### Items
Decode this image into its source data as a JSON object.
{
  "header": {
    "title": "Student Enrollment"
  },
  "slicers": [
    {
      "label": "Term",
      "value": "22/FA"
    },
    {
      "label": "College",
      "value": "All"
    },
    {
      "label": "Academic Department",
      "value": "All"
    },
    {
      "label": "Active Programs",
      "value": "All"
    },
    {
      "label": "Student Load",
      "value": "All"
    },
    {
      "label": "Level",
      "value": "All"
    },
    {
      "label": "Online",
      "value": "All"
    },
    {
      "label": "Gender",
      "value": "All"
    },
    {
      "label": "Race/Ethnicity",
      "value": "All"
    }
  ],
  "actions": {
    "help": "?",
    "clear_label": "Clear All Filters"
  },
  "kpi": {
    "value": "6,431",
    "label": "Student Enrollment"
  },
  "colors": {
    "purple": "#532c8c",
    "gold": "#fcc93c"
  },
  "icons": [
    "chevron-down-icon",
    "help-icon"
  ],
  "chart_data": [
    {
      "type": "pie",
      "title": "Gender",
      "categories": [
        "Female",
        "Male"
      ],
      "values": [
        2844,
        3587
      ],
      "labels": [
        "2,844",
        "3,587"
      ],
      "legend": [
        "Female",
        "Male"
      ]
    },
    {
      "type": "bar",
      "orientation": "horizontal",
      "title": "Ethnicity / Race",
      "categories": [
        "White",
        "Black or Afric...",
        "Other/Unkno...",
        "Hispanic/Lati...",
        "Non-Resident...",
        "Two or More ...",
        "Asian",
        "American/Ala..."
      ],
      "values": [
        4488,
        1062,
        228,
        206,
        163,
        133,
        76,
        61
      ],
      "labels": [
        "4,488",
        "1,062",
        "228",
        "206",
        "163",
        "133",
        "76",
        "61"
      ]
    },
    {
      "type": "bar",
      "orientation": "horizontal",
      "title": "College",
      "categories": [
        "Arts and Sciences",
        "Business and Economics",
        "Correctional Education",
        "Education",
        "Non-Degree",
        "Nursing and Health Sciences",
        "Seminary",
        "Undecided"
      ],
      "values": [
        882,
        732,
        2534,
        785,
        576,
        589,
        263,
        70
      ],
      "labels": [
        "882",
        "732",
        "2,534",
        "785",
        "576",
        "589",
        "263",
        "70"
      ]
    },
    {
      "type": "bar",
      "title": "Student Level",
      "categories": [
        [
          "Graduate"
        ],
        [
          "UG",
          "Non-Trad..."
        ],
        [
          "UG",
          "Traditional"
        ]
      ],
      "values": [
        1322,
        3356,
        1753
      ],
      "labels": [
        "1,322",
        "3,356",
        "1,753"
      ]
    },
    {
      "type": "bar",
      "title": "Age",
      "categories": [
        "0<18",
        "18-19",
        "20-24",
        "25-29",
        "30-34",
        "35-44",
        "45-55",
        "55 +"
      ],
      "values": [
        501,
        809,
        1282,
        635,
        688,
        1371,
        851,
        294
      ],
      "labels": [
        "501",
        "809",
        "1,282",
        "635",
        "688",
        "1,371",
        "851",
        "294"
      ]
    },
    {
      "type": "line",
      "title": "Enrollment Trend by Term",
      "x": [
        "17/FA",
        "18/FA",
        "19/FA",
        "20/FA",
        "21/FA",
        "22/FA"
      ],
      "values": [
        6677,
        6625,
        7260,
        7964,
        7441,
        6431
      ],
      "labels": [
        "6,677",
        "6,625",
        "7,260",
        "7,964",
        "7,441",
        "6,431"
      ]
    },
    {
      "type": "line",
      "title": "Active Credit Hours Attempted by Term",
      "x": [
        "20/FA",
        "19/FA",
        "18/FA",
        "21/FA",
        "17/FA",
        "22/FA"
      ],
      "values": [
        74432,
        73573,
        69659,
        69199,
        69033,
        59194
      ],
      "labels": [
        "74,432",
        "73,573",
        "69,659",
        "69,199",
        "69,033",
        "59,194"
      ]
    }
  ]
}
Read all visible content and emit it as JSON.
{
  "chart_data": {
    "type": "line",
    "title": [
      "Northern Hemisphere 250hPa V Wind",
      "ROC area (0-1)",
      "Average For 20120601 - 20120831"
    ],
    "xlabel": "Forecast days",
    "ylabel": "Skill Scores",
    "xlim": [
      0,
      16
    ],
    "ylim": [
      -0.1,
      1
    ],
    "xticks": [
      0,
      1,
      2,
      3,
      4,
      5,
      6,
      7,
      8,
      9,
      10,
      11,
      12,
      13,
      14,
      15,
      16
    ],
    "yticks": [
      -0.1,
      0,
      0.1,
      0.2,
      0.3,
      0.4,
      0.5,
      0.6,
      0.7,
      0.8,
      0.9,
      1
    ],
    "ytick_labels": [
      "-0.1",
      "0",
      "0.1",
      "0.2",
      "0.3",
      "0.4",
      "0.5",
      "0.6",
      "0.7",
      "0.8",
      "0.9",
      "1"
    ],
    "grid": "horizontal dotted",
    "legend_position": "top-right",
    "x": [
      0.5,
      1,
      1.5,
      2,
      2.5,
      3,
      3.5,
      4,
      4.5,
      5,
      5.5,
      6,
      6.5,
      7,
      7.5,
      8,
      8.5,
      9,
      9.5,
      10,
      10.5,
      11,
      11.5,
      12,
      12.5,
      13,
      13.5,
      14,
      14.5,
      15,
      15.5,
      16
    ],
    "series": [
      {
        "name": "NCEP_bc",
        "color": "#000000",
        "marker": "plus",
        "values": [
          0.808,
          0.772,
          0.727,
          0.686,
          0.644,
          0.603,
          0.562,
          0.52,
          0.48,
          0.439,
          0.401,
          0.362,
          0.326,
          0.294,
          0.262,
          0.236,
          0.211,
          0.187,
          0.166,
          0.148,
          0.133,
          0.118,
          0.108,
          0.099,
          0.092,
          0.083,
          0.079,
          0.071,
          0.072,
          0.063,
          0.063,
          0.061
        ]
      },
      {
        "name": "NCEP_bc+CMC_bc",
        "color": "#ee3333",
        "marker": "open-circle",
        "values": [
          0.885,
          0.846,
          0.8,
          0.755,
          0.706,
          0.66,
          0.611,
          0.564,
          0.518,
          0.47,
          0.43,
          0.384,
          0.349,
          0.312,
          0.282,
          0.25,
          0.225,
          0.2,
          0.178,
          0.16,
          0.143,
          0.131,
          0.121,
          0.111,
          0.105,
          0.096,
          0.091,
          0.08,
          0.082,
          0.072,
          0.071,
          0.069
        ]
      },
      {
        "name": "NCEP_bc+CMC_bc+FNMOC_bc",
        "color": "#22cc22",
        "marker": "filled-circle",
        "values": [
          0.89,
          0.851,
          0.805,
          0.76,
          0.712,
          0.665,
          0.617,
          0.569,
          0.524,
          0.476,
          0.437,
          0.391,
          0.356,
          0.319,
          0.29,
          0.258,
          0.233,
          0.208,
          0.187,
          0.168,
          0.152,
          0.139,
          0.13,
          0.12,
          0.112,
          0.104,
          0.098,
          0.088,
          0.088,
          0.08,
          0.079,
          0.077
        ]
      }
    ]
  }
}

### What to produce
Look through the listing above. Pick out each line with "Sciences" and copy it.

### Written answer
        "Arts and Sciences",
        "Nursing and Health Sciences",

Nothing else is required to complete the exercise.